* **PROVIDED DATA**
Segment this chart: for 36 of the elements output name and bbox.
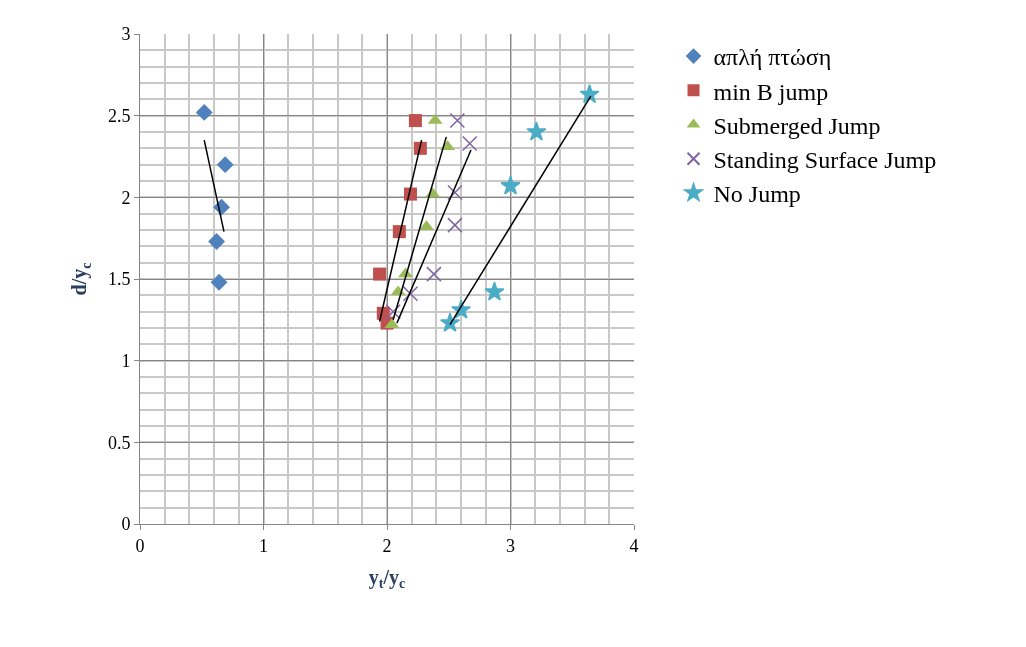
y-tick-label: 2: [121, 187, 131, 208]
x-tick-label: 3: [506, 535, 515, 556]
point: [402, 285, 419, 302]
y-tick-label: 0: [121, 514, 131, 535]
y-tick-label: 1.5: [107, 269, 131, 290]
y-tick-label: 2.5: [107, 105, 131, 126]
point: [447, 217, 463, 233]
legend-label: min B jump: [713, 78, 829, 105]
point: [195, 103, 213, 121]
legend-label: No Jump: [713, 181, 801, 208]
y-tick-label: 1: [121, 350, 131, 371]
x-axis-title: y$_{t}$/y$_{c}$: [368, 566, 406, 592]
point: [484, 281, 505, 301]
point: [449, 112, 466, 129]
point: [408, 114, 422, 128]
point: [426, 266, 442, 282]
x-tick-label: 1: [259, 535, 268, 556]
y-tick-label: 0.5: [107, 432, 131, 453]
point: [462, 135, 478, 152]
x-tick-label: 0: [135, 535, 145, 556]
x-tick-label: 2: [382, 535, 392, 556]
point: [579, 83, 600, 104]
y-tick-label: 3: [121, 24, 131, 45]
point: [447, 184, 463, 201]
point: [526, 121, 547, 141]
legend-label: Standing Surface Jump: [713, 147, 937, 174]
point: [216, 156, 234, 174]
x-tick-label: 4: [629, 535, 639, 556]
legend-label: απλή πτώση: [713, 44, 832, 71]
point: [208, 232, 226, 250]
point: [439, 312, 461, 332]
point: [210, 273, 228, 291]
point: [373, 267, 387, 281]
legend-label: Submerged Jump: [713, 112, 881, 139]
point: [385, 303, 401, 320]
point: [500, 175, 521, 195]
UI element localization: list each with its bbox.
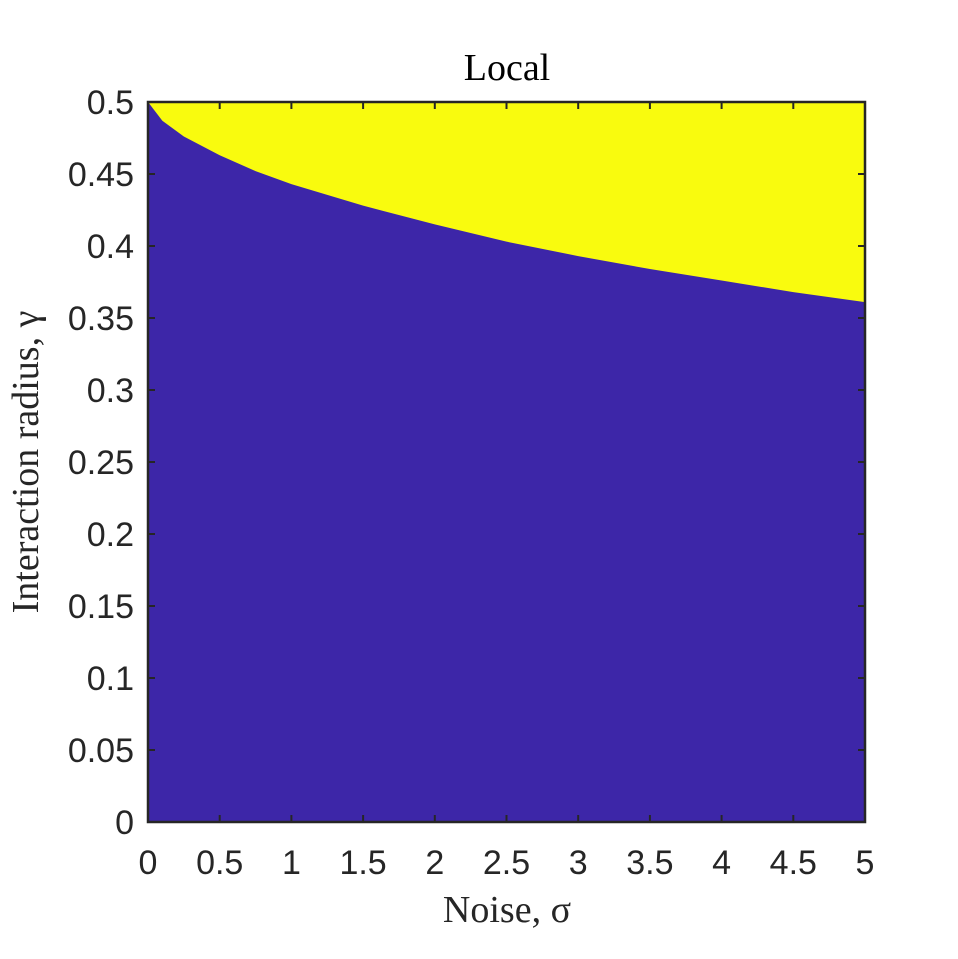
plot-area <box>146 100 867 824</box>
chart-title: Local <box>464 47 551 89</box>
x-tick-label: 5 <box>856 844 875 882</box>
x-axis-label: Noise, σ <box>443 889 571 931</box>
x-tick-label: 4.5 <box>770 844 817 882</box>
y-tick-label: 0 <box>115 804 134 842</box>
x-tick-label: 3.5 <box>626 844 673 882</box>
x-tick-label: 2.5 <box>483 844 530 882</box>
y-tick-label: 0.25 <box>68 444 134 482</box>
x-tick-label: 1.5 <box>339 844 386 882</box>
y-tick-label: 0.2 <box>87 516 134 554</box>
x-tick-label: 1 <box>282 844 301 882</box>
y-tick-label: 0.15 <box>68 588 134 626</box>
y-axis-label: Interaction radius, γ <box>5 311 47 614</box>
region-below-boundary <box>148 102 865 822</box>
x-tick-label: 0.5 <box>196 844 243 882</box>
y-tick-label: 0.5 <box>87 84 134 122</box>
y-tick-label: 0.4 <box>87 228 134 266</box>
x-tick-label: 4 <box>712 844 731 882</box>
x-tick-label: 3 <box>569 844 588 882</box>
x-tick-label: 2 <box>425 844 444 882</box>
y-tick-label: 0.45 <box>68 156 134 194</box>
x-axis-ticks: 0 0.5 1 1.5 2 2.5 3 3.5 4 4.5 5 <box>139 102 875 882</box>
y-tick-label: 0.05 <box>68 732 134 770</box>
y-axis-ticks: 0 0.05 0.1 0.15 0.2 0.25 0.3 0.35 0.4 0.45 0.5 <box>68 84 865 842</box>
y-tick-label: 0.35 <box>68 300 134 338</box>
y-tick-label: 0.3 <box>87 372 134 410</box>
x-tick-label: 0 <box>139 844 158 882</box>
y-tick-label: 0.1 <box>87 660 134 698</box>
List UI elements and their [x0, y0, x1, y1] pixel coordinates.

---

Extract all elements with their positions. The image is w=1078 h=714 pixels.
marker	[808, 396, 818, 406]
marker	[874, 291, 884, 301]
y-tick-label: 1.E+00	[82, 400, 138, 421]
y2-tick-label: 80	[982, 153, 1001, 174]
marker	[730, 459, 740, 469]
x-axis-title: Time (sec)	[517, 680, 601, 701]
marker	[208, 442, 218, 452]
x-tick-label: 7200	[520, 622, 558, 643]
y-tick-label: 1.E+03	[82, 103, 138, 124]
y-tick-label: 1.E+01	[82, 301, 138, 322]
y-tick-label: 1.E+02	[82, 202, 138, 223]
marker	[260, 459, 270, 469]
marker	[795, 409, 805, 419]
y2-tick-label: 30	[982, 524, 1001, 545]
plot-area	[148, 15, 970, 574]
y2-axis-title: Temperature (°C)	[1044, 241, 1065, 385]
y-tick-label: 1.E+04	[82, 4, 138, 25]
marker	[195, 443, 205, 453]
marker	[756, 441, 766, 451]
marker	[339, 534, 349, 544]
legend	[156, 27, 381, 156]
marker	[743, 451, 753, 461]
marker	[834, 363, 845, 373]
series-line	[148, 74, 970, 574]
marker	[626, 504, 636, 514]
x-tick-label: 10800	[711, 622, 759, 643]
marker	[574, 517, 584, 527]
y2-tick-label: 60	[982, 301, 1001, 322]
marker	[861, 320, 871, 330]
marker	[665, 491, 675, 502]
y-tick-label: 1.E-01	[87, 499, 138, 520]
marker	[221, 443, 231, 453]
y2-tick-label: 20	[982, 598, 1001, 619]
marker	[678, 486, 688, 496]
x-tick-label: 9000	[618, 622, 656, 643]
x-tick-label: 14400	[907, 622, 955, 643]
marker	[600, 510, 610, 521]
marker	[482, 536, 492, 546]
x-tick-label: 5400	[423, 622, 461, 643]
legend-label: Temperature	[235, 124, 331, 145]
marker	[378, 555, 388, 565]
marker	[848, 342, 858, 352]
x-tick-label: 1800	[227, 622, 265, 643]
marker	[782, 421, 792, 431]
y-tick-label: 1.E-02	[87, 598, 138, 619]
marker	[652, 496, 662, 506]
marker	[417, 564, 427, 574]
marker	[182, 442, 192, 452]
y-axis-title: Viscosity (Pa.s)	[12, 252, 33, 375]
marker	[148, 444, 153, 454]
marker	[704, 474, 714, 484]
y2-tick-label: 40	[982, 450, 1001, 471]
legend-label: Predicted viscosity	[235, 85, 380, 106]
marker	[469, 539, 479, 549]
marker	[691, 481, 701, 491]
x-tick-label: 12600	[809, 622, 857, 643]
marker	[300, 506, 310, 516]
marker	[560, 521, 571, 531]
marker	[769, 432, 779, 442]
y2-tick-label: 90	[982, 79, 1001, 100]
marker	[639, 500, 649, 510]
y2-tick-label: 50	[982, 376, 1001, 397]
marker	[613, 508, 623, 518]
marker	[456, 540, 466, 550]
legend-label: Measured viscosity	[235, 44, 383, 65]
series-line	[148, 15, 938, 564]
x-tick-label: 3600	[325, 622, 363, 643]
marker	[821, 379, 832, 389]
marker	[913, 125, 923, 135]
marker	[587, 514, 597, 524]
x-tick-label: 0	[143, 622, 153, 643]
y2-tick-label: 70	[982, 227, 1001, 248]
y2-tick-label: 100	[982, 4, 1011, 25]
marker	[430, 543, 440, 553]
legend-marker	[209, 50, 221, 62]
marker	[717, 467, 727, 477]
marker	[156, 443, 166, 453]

==

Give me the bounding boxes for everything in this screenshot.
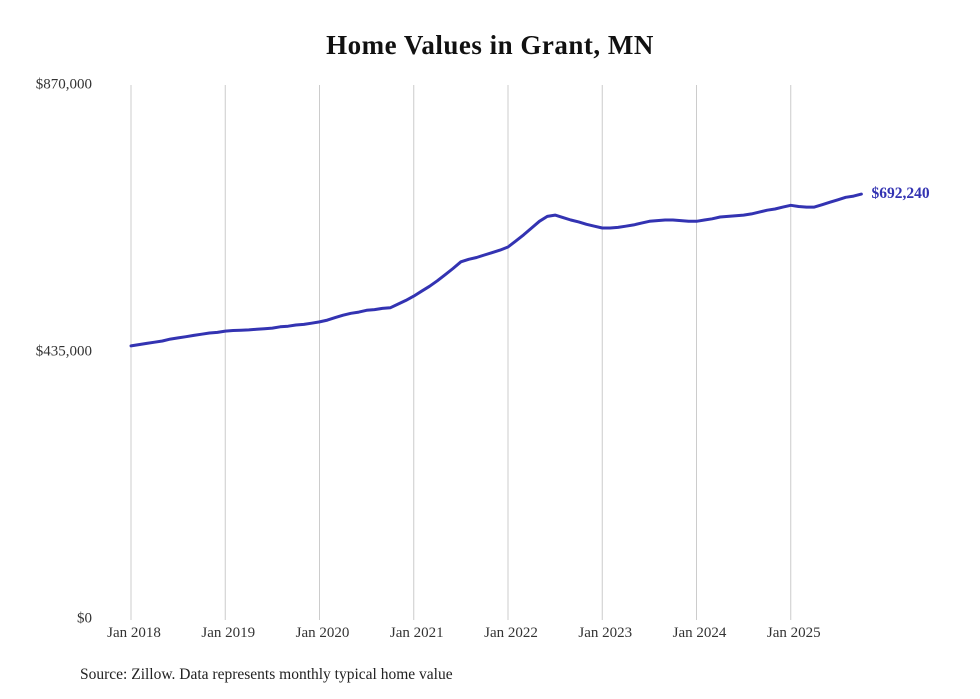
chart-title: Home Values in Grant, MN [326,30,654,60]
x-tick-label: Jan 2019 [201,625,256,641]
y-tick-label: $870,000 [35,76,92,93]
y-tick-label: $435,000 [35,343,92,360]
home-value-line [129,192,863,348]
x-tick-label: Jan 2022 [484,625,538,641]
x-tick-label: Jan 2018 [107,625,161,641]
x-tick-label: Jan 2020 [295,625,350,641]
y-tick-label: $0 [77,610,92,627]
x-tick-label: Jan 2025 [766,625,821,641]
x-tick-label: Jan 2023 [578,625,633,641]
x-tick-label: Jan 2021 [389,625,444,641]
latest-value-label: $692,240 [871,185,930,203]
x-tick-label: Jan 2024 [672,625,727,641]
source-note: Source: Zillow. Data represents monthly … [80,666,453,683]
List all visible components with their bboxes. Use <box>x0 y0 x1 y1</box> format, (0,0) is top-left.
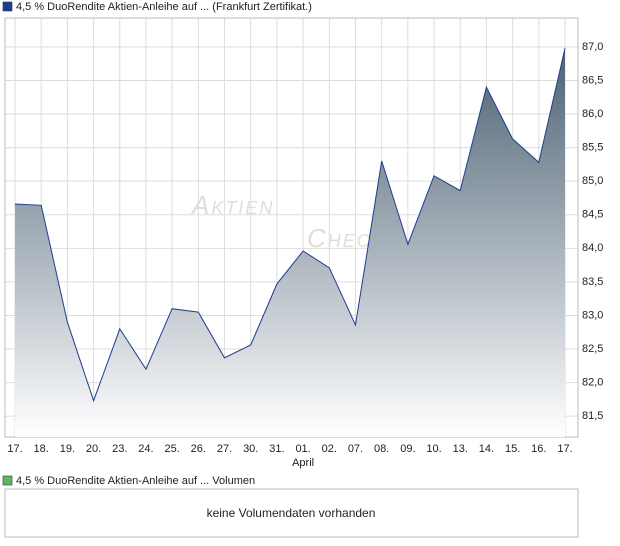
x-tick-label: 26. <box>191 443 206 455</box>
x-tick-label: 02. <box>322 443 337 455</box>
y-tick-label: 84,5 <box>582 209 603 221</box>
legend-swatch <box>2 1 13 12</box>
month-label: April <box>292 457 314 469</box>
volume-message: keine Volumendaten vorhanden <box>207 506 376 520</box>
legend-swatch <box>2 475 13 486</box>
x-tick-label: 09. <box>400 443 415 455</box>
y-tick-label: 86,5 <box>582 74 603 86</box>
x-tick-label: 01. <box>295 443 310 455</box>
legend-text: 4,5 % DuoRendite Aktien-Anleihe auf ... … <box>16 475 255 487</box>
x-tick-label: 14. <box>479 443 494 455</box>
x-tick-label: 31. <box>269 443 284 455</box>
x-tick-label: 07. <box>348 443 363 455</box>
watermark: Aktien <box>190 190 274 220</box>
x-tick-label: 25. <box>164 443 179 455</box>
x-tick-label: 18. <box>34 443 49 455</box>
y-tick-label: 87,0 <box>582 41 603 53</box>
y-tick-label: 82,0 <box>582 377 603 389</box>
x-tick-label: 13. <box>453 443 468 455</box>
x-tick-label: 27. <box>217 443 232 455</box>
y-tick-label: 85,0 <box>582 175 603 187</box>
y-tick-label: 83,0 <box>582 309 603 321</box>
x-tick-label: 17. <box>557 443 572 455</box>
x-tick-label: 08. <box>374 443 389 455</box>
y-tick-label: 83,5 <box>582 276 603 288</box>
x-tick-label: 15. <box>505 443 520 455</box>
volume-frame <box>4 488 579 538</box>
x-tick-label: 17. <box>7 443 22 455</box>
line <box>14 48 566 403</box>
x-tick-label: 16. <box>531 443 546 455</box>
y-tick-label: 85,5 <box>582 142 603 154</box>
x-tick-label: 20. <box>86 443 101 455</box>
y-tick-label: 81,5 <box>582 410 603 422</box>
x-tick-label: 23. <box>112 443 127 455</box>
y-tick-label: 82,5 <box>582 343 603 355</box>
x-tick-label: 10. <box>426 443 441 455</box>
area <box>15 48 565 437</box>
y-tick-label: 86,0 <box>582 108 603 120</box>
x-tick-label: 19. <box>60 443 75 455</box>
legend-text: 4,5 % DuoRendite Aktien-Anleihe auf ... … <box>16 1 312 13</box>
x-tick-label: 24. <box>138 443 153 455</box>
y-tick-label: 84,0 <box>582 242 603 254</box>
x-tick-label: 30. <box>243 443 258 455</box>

* **WHAT THE TASK ASKS**
Copy out the material above without any change, starting with the line that contains "chart-title: Home Values" and going on through the line that contains "x-tick-label: Jan 2022 [484,625,538,641]".

* **RESULT OF THIS EXERCISE**
chart-title: Home Values in Grant, MN [326,30,654,60]
x-tick-label: Jan 2019 [201,625,256,641]
y-tick-label: $870,000 [35,76,92,93]
y-tick-label: $435,000 [35,343,92,360]
home-value-line [129,192,863,348]
x-tick-label: Jan 2022 [484,625,538,641]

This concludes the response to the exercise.